## Source records
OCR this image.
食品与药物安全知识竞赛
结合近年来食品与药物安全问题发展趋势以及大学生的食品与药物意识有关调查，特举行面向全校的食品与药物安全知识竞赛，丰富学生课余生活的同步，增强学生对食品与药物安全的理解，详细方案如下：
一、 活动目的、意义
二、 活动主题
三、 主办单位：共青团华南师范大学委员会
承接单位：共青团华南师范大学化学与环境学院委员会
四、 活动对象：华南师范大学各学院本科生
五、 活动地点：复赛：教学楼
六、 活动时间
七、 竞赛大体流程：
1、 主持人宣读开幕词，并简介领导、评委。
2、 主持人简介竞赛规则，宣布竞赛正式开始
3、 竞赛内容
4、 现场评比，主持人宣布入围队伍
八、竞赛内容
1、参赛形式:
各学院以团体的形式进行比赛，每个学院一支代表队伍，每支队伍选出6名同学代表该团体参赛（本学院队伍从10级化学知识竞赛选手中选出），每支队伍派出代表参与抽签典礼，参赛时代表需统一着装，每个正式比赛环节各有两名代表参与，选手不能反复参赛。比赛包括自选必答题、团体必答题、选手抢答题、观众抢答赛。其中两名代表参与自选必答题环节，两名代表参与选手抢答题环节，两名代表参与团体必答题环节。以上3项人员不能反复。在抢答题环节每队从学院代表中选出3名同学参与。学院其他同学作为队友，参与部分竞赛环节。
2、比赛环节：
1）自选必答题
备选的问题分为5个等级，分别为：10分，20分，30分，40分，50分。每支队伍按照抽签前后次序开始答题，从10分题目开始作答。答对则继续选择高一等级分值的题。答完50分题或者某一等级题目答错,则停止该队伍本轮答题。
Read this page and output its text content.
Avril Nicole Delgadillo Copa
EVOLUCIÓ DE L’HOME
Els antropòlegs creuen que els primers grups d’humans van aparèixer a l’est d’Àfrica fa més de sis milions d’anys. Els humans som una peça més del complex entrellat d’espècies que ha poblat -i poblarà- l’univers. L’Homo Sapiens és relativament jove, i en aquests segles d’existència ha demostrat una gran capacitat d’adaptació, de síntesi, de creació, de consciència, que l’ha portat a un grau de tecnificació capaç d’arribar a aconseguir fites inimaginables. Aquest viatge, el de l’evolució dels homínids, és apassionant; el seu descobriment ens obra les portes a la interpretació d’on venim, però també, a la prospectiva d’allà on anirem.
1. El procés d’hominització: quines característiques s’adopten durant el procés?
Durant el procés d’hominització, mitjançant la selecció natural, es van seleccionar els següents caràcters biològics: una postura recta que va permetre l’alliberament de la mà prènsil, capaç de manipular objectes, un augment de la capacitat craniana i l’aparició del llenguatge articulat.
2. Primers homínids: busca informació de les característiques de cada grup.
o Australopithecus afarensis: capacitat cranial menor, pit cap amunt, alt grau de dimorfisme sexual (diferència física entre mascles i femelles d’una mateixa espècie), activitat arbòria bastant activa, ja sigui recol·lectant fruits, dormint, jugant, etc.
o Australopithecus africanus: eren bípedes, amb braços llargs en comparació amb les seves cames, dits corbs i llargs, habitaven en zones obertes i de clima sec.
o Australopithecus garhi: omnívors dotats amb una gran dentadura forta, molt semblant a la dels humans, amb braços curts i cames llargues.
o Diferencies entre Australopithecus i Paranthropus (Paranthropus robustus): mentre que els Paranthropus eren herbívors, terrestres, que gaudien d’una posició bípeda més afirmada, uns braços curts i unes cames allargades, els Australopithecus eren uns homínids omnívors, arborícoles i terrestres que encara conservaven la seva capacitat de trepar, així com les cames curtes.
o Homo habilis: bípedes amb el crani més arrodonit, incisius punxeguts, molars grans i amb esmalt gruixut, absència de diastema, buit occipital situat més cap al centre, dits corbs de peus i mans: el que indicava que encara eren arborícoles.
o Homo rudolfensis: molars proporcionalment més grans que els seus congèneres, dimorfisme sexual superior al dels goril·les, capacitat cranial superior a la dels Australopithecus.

## Aim of the exercise
Reproduce the material above without altering a single character.

## Exercise response
OCR this image.
食品与药物安全知识竞赛
结合近年来食品与药物安全问题发展趋势以及大学生的食品与药物意识有关调查，特举行面向全校的食品与药物安全知识竞赛，丰富学生课余生活的同步，增强学生对食品与药物安全的理解，详细方案如下：
一、 活动目的、意义
二、 活动主题
三、 主办单位：共青团华南师范大学委员会
承接单位：共青团华南师范大学化学与环境学院委员会
四、 活动对象：华南师范大学各学院本科生
五、 活动地点：复赛：教学楼
六、 活动时间
七、 竞赛大体流程：
1、 主持人宣读开幕词，并简介领导、评委。
2、 主持人简介竞赛规则，宣布竞赛正式开始
3、 竞赛内容
4、 现场评比，主持人宣布入围队伍
八、竞赛内容
1、参赛形式:
各学院以团体的形式进行比赛，每个学院一支代表队伍，每支队伍选出6名同学代表该团体参赛（本学院队伍从10级化学知识竞赛选手中选出），每支队伍派出代表参与抽签典礼，参赛时代表需统一着装，每个正式比赛环节各有两名代表参与，选手不能反复参赛。比赛包括自选必答题、团体必答题、选手抢答题、观众抢答赛。其中两名代表参与自选必答题环节，两名代表参与选手抢答题环节，两名代表参与团体必答题环节。以上3项人员不能反复。在抢答题环节每队从学院代表中选出3名同学参与。学院其他同学作为队友，参与部分竞赛环节。
2、比赛环节：
1）自选必答题
备选的问题分为5个等级，分别为：10分，20分，30分，40分，50分。每支队伍按照抽签前后次序开始答题，从10分题目开始作答。答对则继续选择高一等级分值的题。答完50分题或者某一等级题目答错,则停止该队伍本轮答题。
Read this page and output its text content.
Avril Nicole Delgadillo Copa
EVOLUCIÓ DE L’HOME
Els antropòlegs creuen que els primers grups d’humans van aparèixer a l’est d’Àfrica fa més de sis milions d’anys. Els humans som una peça més del complex entrellat d’espècies que ha poblat -i poblarà- l’univers. L’Homo Sapiens és relativament jove, i en aquests segles d’existència ha demostrat una gran capacitat d’adaptació, de síntesi, de creació, de consciència, que l’ha portat a un grau de tecnificació capaç d’arribar a aconseguir fites inimaginables. Aquest viatge, el de l’evolució dels homínids, és apassionant; el seu descobriment ens obra les portes a la interpretació d’on venim, però també, a la prospectiva d’allà on anirem.
1. El procés d’hominització: quines característiques s’adopten durant el procés?
Durant el procés d’hominització, mitjançant la selecció natural, es van seleccionar els següents caràcters biològics: una postura recta que va permetre l’alliberament de la mà prènsil, capaç de manipular objectes, un augment de la capacitat craniana i l’aparició del llenguatge articulat.
2. Primers homínids: busca informació de les característiques de cada grup.
o Australopithecus afarensis: capacitat cranial menor, pit cap amunt, alt grau de dimorfisme sexual (diferència física entre mascles i femelles d’una mateixa espècie), activitat arbòria bastant activa, ja sigui recol·lectant fruits, dormint, jugant, etc.
o Australopithecus africanus: eren bípedes, amb braços llargs en comparació amb les seves cames, dits corbs i llargs, habitaven en zones obertes i de clima sec.
o Australopithecus garhi: omnívors dotats amb una gran dentadura forta, molt semblant a la dels humans, amb braços curts i cames llargues.
o Diferencies entre Australopithecus i Paranthropus (Paranthropus robustus): mentre que els Paranthropus eren herbívors, terrestres, que gaudien d’una posició bípeda més afirmada, uns braços curts i unes cames allargades, els Australopithecus eren uns homínids omnívors, arborícoles i terrestres que encara conservaven la seva capacitat de trepar, així com les cames curtes.
o Homo habilis: bípedes amb el crani més arrodonit, incisius punxeguts, molars grans i amb esmalt gruixut, absència de diastema, buit occipital situat més cap al centre, dits corbs de peus i mans: el que indicava que encara eren arborícoles.
o Homo rudolfensis: molars proporcionalment més grans que els seus congèneres, dimorfisme sexual superior al dels goril·les, capacitat cranial superior a la dels Australopithecus.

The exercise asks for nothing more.